TASK DESCRIPTION: Check each line of the records for "Rajputs"; collect those that have it.

RECORDS PROVIDED:
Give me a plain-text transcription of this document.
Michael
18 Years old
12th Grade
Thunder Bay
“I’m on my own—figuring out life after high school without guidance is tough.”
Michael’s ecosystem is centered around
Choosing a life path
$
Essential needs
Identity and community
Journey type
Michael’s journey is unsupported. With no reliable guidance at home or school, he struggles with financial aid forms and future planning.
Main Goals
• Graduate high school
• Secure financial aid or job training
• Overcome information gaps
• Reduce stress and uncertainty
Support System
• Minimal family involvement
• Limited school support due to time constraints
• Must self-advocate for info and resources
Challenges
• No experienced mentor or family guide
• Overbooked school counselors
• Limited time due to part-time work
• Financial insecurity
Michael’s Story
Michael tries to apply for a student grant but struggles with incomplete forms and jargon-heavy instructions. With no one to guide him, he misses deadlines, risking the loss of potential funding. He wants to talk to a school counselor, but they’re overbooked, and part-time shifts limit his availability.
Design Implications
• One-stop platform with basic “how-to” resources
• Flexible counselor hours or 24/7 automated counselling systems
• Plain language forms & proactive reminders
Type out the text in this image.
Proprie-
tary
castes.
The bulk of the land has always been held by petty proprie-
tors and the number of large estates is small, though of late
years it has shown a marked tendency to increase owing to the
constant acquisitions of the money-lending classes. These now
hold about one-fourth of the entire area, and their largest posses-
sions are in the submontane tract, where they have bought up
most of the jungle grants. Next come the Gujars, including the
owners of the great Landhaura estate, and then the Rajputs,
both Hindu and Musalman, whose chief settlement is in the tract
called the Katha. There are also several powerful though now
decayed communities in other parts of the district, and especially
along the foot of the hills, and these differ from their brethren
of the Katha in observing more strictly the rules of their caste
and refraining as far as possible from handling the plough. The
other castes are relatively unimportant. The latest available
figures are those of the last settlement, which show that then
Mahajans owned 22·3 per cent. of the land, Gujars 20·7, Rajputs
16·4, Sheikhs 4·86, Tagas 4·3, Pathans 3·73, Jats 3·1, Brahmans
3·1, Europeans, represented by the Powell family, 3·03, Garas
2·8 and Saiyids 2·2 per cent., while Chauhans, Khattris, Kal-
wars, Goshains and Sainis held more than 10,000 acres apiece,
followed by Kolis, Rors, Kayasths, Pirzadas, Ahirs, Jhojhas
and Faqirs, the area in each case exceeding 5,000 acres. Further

ANSWER FOR THE TASK:
owners of the great Landhaura estate, and then the Rajputs,
Mahajans owned 22·3 per cent. of the land, Gujars 20·7, Rajputs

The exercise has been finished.